= Exercise instructions =
In your copy, leave out the pictures; write out all the data exactly.

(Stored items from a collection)
★ ★ ★ ★ ★ ★ ★

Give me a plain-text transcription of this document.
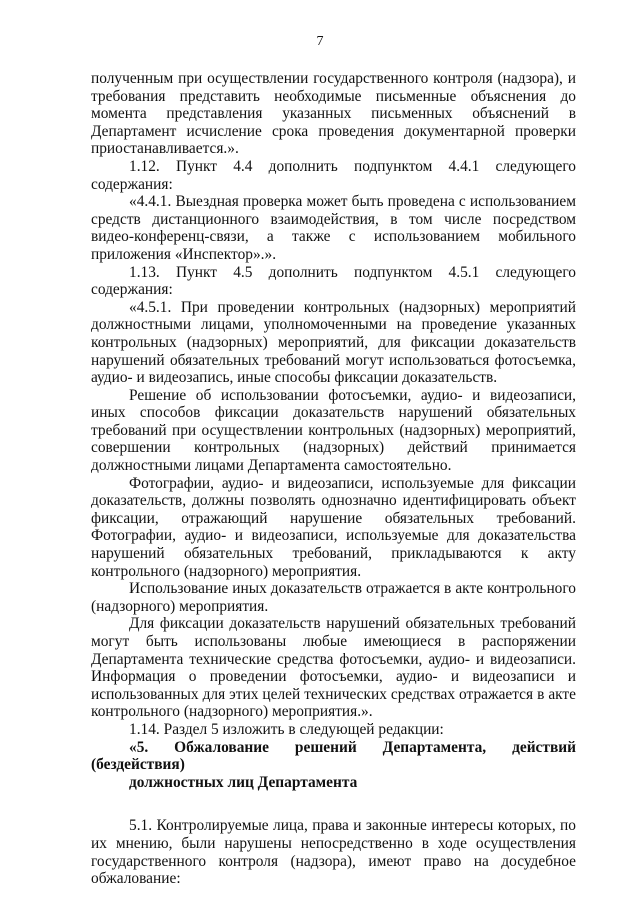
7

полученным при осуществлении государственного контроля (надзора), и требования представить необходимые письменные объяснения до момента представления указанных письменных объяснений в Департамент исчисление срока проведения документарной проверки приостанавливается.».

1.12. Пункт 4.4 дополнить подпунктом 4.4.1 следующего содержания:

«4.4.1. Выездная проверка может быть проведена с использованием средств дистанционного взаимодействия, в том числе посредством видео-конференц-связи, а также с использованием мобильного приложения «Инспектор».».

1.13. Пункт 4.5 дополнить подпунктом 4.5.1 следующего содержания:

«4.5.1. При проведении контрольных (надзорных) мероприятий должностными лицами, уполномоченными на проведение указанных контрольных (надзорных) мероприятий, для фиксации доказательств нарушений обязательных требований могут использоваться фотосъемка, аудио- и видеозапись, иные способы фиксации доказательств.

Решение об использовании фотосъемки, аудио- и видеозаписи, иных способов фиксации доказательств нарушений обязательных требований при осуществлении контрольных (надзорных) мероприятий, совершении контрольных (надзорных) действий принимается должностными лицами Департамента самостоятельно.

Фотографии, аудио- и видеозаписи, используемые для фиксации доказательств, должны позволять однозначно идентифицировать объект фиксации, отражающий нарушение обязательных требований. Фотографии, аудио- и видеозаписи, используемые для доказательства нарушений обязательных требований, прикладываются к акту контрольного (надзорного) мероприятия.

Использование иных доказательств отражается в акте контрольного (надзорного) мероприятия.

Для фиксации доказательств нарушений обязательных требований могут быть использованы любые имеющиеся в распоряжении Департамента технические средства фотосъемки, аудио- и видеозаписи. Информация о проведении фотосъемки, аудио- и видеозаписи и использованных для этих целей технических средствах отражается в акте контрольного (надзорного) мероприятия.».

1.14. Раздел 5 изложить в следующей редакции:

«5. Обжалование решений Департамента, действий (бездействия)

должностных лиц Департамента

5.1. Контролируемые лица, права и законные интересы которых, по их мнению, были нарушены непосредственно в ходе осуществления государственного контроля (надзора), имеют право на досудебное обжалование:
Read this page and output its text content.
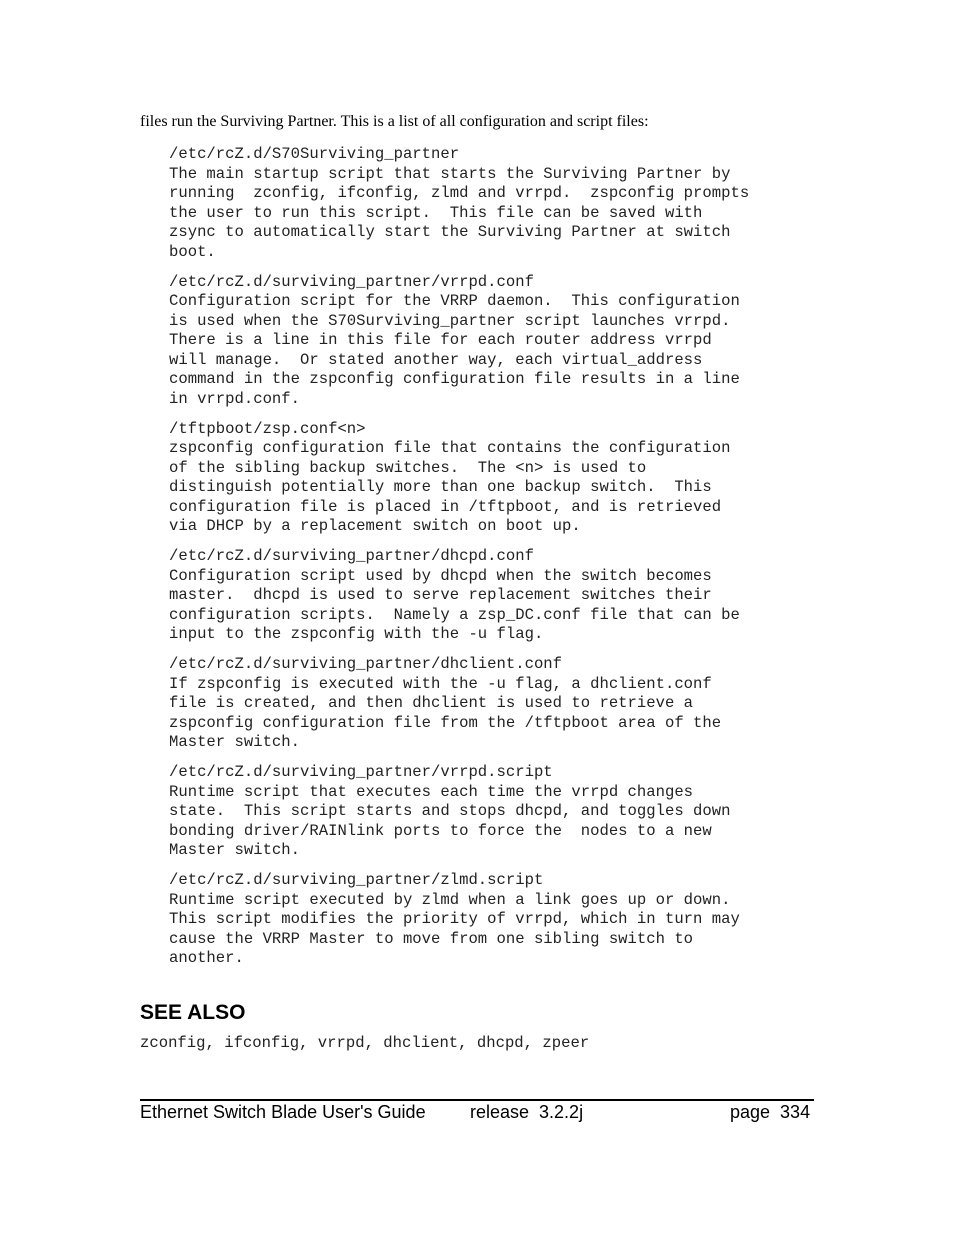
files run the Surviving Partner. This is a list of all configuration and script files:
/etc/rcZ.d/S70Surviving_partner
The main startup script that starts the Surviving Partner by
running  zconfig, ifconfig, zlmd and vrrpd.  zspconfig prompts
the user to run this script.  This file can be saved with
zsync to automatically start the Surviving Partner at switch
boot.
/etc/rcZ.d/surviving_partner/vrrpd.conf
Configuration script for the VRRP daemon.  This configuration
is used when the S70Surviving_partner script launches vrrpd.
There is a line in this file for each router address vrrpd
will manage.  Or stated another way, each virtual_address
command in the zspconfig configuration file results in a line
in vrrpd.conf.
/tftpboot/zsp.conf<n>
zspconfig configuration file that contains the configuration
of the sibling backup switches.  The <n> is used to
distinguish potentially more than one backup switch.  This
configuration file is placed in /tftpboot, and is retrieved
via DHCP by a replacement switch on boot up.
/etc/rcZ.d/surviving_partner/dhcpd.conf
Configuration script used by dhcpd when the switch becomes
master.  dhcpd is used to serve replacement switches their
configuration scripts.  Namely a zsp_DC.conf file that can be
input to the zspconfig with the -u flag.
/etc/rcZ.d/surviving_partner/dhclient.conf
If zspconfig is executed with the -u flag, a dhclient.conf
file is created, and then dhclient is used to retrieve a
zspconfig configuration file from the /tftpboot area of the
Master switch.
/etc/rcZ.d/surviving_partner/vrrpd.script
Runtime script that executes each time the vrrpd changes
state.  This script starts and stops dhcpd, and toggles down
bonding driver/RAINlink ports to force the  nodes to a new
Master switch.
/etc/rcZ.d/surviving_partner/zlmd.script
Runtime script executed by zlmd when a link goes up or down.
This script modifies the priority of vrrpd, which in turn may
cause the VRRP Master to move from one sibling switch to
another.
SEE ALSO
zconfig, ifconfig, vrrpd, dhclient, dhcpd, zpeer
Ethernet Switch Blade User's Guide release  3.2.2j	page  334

★ ★ ★ ★ ★ ★ ★

= Exercise result =
Give me a plain-text transcription of this document.
7

полученным при осуществлении государственного контроля (надзора), и требования представить необходимые письменные объяснения до момента представления указанных письменных объяснений в Департамент исчисление срока проведения документарной проверки приостанавливается.».

1.12. Пункт 4.4 дополнить подпунктом 4.4.1 следующего содержания:

«4.4.1. Выездная проверка может быть проведена с использованием средств дистанционного взаимодействия, в том числе посредством видео-конференц-связи, а также с использованием мобильного приложения «Инспектор».».

1.13. Пункт 4.5 дополнить подпунктом 4.5.1 следующего содержания:

«4.5.1. При проведении контрольных (надзорных) мероприятий должностными лицами, уполномоченными на проведение указанных контрольных (надзорных) мероприятий, для фиксации доказательств нарушений обязательных требований могут использоваться фотосъемка, аудио- и видеозапись, иные способы фиксации доказательств.

Решение об использовании фотосъемки, аудио- и видеозаписи, иных способов фиксации доказательств нарушений обязательных требований при осуществлении контрольных (надзорных) мероприятий, совершении контрольных (надзорных) действий принимается должностными лицами Департамента самостоятельно.

Фотографии, аудио- и видеозаписи, используемые для фиксации доказательств, должны позволять однозначно идентифицировать объект фиксации, отражающий нарушение обязательных требований. Фотографии, аудио- и видеозаписи, используемые для доказательства нарушений обязательных требований, прикладываются к акту контрольного (надзорного) мероприятия.

Использование иных доказательств отражается в акте контрольного (надзорного) мероприятия.

Для фиксации доказательств нарушений обязательных требований могут быть использованы любые имеющиеся в распоряжении Департамента технические средства фотосъемки, аудио- и видеозаписи. Информация о проведении фотосъемки, аудио- и видеозаписи и использованных для этих целей технических средствах отражается в акте контрольного (надзорного) мероприятия.».

1.14. Раздел 5 изложить в следующей редакции:

«5. Обжалование решений Департамента, действий (бездействия)

должностных лиц Департамента

5.1. Контролируемые лица, права и законные интересы которых, по их мнению, были нарушены непосредственно в ходе осуществления государственного контроля (надзора), имеют право на досудебное обжалование:
Read this page and output its text content.
files run the Surviving Partner. This is a list of all configuration and script files:
/etc/rcZ.d/S70Surviving_partner
The main startup script that starts the Surviving Partner by
running  zconfig, ifconfig, zlmd and vrrpd.  zspconfig prompts
the user to run this script.  This file can be saved with
zsync to automatically start the Surviving Partner at switch
boot.
/etc/rcZ.d/surviving_partner/vrrpd.conf
Configuration script for the VRRP daemon.  This configuration
is used when the S70Surviving_partner script launches vrrpd.
There is a line in this file for each router address vrrpd
will manage.  Or stated another way, each virtual_address
command in the zspconfig configuration file results in a line
in vrrpd.conf.
/tftpboot/zsp.conf<n>
zspconfig configuration file that contains the configuration
of the sibling backup switches.  The <n> is used to
distinguish potentially more than one backup switch.  This
configuration file is placed in /tftpboot, and is retrieved
via DHCP by a replacement switch on boot up.
/etc/rcZ.d/surviving_partner/dhcpd.conf
Configuration script used by dhcpd when the switch becomes
master.  dhcpd is used to serve replacement switches their
configuration scripts.  Namely a zsp_DC.conf file that can be
input to the zspconfig with the -u flag.
/etc/rcZ.d/surviving_partner/dhclient.conf
If zspconfig is executed with the -u flag, a dhclient.conf
file is created, and then dhclient is used to retrieve a
zspconfig configuration file from the /tftpboot area of the
Master switch.
/etc/rcZ.d/surviving_partner/vrrpd.script
Runtime script that executes each time the vrrpd changes
state.  This script starts and stops dhcpd, and toggles down
bonding driver/RAINlink ports to force the  nodes to a new
Master switch.
/etc/rcZ.d/surviving_partner/zlmd.script
Runtime script executed by zlmd when a link goes up or down.
This script modifies the priority of vrrpd, which in turn may
cause the VRRP Master to move from one sibling switch to
another.
SEE ALSO
zconfig, ifconfig, vrrpd, dhclient, dhcpd, zpeer
Ethernet Switch Blade User's Guide release  3.2.2j	page  334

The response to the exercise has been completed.